=== Data for processing ===
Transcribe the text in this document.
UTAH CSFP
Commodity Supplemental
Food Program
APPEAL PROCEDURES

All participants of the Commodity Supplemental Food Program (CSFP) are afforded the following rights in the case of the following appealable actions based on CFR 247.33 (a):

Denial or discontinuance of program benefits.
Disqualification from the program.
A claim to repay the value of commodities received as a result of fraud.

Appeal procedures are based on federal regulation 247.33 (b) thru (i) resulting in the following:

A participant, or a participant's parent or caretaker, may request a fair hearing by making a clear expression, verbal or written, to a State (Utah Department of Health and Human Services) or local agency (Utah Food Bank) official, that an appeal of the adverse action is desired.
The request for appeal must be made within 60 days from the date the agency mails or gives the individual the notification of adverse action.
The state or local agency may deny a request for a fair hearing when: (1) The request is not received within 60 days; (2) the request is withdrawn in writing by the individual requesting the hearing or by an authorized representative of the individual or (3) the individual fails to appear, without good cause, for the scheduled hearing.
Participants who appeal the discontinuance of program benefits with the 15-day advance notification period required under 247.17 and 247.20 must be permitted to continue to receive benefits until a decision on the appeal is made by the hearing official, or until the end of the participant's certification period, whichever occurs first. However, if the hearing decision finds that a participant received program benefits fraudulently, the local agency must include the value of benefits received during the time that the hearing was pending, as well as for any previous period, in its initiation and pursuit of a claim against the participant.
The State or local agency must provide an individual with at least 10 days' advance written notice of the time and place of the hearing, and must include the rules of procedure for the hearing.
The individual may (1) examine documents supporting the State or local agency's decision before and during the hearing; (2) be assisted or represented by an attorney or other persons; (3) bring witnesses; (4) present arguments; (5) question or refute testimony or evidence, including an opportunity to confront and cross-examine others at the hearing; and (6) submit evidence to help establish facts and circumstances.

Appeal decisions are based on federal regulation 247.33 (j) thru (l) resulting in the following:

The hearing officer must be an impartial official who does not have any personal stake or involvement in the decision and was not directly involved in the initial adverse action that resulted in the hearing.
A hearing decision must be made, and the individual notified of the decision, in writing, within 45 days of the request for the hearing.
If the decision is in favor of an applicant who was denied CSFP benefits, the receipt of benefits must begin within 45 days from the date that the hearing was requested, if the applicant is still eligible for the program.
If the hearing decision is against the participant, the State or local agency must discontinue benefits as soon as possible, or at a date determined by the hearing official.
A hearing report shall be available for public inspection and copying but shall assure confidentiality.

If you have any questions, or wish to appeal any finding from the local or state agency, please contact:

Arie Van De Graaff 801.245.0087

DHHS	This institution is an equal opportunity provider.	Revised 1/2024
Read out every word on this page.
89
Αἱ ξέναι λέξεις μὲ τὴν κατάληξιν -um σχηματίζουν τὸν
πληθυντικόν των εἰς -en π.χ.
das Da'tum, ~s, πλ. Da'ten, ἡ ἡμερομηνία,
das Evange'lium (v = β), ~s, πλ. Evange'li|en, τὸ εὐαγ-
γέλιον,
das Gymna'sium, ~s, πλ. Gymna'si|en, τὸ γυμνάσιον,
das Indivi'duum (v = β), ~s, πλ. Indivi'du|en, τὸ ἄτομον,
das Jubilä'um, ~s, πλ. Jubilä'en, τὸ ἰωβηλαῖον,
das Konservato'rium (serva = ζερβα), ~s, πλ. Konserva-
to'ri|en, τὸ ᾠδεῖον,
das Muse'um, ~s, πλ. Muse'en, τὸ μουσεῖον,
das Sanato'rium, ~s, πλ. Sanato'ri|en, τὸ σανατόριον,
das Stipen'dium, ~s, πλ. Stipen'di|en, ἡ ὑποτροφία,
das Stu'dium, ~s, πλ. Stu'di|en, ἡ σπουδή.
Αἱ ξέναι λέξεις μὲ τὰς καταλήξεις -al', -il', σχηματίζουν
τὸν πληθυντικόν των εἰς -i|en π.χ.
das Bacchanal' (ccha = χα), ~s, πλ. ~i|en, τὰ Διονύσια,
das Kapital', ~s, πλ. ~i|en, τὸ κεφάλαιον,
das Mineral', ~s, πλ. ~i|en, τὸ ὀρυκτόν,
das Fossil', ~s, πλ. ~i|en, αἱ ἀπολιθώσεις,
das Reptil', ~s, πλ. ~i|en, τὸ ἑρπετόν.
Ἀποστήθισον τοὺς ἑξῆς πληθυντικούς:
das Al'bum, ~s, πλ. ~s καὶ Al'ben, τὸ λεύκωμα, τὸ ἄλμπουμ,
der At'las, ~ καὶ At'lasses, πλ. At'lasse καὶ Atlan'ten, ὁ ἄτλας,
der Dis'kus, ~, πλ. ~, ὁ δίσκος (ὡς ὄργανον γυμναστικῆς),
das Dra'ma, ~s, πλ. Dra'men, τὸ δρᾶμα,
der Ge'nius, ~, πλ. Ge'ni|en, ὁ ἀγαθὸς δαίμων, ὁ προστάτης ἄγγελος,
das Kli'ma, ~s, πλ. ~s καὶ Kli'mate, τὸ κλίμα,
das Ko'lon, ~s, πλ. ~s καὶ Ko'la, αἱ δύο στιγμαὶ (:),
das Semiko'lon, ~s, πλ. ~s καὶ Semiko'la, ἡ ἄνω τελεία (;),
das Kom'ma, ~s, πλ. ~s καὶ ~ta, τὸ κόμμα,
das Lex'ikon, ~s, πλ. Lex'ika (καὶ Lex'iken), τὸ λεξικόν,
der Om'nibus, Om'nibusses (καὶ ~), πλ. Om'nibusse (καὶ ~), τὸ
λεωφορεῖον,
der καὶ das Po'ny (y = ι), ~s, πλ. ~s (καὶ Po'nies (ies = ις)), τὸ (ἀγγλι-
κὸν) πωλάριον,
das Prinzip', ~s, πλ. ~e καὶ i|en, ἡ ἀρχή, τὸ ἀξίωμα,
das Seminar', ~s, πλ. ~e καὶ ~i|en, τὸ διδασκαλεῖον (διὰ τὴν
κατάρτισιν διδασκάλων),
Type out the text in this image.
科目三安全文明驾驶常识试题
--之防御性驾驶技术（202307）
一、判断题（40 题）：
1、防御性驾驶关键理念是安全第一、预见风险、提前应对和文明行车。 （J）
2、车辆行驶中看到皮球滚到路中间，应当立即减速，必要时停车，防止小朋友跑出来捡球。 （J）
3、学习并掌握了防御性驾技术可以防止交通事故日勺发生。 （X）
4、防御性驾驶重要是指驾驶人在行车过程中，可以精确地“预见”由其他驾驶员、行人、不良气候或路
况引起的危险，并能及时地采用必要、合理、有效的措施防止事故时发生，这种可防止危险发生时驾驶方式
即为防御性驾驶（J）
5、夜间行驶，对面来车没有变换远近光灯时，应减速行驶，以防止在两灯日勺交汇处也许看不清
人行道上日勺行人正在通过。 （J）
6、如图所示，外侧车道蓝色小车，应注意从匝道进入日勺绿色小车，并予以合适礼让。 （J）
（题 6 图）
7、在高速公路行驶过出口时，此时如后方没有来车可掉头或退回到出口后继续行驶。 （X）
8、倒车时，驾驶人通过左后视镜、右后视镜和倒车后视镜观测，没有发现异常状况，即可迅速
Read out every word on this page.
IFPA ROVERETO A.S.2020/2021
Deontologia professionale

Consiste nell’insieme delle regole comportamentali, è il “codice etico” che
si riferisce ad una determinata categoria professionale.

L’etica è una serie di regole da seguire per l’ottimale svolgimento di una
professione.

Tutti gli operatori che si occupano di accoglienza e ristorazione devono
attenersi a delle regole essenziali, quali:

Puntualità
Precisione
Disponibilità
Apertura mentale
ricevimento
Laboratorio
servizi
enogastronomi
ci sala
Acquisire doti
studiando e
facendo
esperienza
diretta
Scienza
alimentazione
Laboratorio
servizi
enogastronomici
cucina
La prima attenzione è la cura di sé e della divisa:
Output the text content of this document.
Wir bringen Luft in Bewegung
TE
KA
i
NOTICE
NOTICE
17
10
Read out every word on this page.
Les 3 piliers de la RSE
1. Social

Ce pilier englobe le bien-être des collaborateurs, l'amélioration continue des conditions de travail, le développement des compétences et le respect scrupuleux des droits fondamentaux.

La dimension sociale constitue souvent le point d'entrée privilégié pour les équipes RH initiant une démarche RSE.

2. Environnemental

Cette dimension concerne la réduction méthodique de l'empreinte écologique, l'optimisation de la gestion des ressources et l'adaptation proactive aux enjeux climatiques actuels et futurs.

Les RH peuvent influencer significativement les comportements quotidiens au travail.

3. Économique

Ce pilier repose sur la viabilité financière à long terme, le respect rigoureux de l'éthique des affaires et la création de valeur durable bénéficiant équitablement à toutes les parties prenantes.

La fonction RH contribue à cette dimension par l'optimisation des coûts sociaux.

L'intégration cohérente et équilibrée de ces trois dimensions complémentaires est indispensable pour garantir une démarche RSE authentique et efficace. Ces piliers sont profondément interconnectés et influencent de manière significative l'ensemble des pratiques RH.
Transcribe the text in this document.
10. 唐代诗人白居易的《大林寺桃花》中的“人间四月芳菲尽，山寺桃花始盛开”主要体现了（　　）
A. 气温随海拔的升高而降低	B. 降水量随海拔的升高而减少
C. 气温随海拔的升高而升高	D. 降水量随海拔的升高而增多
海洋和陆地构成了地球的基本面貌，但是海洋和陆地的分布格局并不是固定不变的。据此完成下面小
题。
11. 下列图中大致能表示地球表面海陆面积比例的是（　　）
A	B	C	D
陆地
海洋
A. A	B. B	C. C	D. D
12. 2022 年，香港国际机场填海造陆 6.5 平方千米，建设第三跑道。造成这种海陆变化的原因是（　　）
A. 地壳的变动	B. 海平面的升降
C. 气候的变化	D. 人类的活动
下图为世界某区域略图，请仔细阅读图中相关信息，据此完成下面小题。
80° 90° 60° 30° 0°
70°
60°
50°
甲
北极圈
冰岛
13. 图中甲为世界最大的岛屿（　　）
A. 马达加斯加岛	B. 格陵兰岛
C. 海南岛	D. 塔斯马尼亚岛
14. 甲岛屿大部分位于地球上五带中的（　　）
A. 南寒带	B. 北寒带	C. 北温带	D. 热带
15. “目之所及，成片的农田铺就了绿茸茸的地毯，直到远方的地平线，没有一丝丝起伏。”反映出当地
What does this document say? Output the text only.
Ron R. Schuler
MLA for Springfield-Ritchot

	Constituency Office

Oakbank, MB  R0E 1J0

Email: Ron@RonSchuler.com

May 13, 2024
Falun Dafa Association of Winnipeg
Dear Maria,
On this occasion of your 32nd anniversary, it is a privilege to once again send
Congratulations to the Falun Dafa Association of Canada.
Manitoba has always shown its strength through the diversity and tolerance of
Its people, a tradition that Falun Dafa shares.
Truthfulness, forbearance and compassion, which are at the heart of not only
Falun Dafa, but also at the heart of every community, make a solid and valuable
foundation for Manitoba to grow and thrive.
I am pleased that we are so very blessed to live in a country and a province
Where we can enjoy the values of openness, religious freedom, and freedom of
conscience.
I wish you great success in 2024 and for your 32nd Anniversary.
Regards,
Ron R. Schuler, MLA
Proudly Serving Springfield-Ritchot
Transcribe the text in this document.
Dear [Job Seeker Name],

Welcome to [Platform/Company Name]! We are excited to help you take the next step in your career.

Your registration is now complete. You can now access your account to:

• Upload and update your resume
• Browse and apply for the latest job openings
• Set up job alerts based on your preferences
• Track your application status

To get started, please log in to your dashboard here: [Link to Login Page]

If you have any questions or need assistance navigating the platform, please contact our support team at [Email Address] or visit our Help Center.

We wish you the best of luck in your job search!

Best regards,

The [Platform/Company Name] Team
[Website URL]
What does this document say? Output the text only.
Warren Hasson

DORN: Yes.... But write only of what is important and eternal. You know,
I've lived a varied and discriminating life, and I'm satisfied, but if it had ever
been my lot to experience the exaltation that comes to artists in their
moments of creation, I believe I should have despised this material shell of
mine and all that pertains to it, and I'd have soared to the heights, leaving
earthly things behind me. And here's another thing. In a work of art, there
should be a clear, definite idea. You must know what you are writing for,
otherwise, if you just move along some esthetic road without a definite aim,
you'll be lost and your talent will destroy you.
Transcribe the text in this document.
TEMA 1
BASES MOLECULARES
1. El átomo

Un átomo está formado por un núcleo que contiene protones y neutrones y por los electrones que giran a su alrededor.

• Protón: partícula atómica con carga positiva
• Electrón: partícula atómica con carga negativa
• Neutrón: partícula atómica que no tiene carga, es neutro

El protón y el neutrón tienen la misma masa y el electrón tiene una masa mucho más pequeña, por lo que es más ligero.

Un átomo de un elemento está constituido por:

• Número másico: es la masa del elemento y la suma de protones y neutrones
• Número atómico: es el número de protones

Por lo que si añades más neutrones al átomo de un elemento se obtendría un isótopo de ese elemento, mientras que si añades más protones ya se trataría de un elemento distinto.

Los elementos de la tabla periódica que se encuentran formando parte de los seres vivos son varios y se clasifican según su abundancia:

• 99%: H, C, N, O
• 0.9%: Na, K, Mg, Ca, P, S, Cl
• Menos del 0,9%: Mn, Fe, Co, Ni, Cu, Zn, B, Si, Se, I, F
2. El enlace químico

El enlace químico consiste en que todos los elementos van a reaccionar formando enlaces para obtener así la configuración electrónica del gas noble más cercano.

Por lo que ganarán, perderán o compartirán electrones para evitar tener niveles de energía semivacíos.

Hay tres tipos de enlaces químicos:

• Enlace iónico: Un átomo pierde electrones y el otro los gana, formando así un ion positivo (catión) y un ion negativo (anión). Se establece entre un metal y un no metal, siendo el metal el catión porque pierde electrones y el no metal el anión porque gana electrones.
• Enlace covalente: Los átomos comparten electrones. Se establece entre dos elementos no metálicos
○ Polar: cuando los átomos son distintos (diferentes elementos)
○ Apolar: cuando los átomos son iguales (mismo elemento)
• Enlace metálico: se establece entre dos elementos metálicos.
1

=== Aim ===
List the lines that contain the word "atómica".

=== Result ===
• Protón: partícula atómica con carga positiva
• Electrón: partícula atómica con carga negativa
• Neutrón: partícula atómica que no tiene carga, es neutro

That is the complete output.